— START —
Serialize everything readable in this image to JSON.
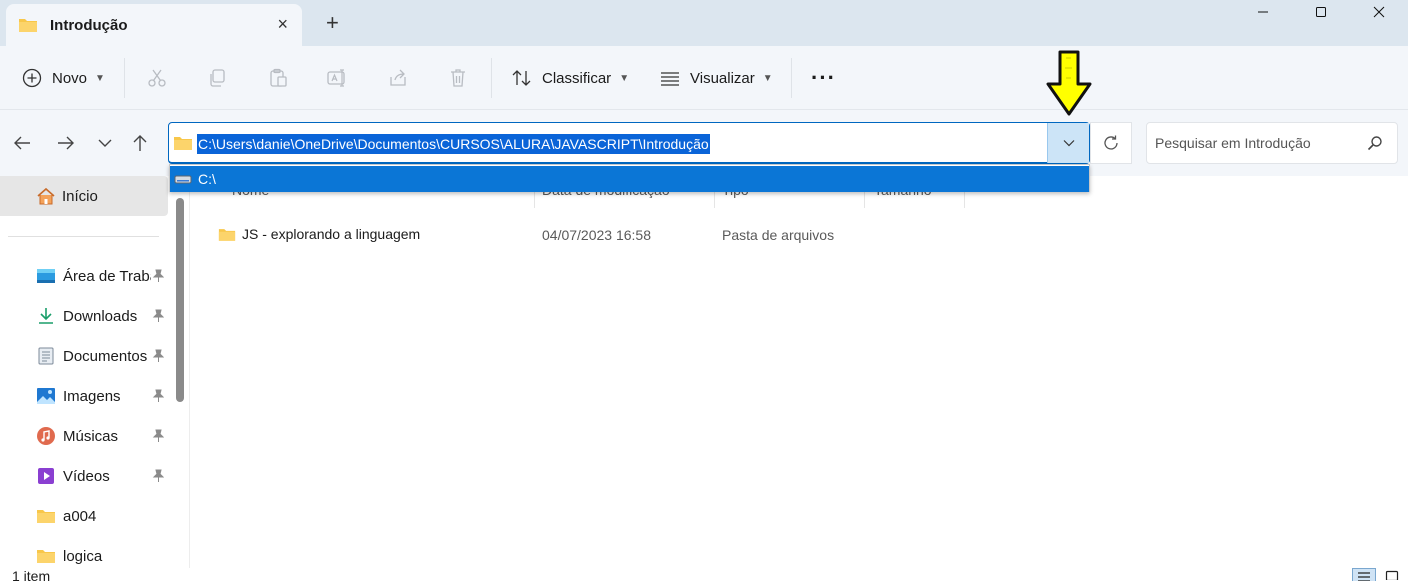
{
  "tab": {
    "title": "Introdução",
    "close_icon": "×",
    "new_icon": "+"
  },
  "window": {
    "min": "—",
    "max": "☐",
    "close": "✕"
  },
  "command_bar": {
    "new_label": "Novo",
    "sort_label": "Classificar",
    "view_label": "Visualizar",
    "more_label": "···"
  },
  "address": {
    "path": "C:\\Users\\danie\\OneDrive\\Documentos\\CURSOS\\ALURA\\JAVASCRIPT\\Introdução",
    "suggestion": "C:\\"
  },
  "search": {
    "placeholder": "Pesquisar em Introdução"
  },
  "sidebar": {
    "home": "Início",
    "items": [
      {
        "label": "Área de Trabalho",
        "icon": "desktop-icon",
        "pinned": true
      },
      {
        "label": "Downloads",
        "icon": "download-icon",
        "pinned": true
      },
      {
        "label": "Documentos",
        "icon": "documents-icon",
        "pinned": true
      },
      {
        "label": "Imagens",
        "icon": "pictures-icon",
        "pinned": true
      },
      {
        "label": "Músicas",
        "icon": "music-icon",
        "pinned": true
      },
      {
        "label": "Vídeos",
        "icon": "videos-icon",
        "pinned": true
      },
      {
        "label": "a004",
        "icon": "folder-icon",
        "pinned": false
      },
      {
        "label": "logica",
        "icon": "folder-icon",
        "pinned": false
      }
    ]
  },
  "columns": {
    "name": "Nome",
    "modified": "Data de modificação",
    "type": "Tipo",
    "size": "Tamanho"
  },
  "files": [
    {
      "name": "JS - explorando a linguagem",
      "modified": "04/07/2023 16:58",
      "type": "Pasta de arquivos"
    }
  ],
  "status": {
    "count": "1 item"
  },
  "colors": {
    "accent": "#0067c0",
    "selection": "#0a64d8",
    "annotation_arrow": "#ffff00"
  }
}
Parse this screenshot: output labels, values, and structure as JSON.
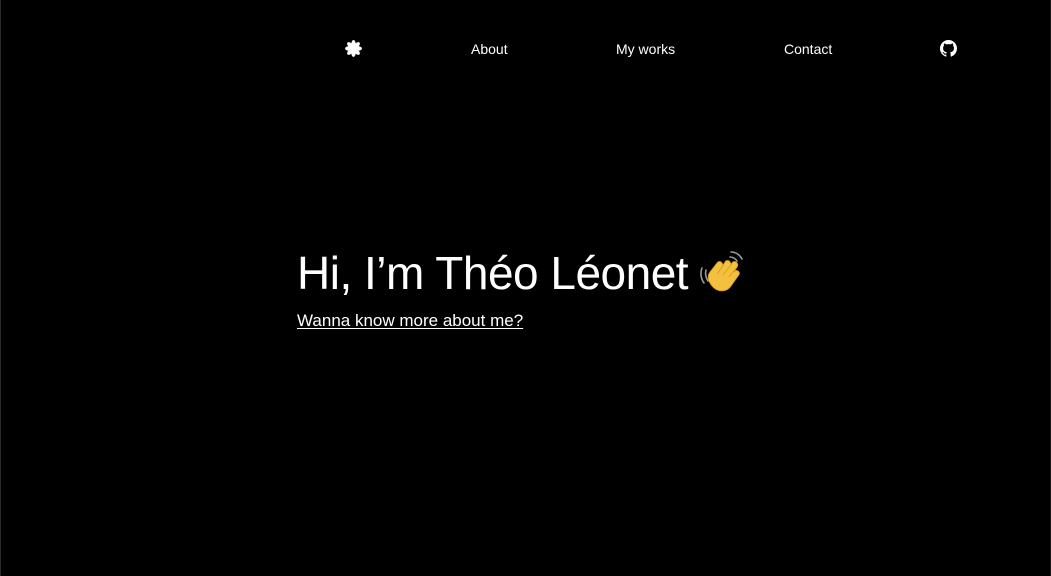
{
  "nav": {
    "logo_icon": "asterisk-flower-icon",
    "links": [
      {
        "label": "About"
      },
      {
        "label": "My works"
      },
      {
        "label": "Contact"
      }
    ],
    "github_icon": "github-icon"
  },
  "hero": {
    "title": "Hi, I’m Théo Léonet",
    "emoji_icon": "waving-hand-icon",
    "cta_label": "Wanna know more about me?"
  },
  "colors": {
    "background": "#000000",
    "text": "#ffffff",
    "emoji": "#f5c542"
  }
}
— END —
- [Request] Look through the listing above. Pick out each line with "this" and copy it.

- [Correct output]
Serialize everything readable in this image to JSON.
Parse this screenshot: output labels, values, and structure as JSON.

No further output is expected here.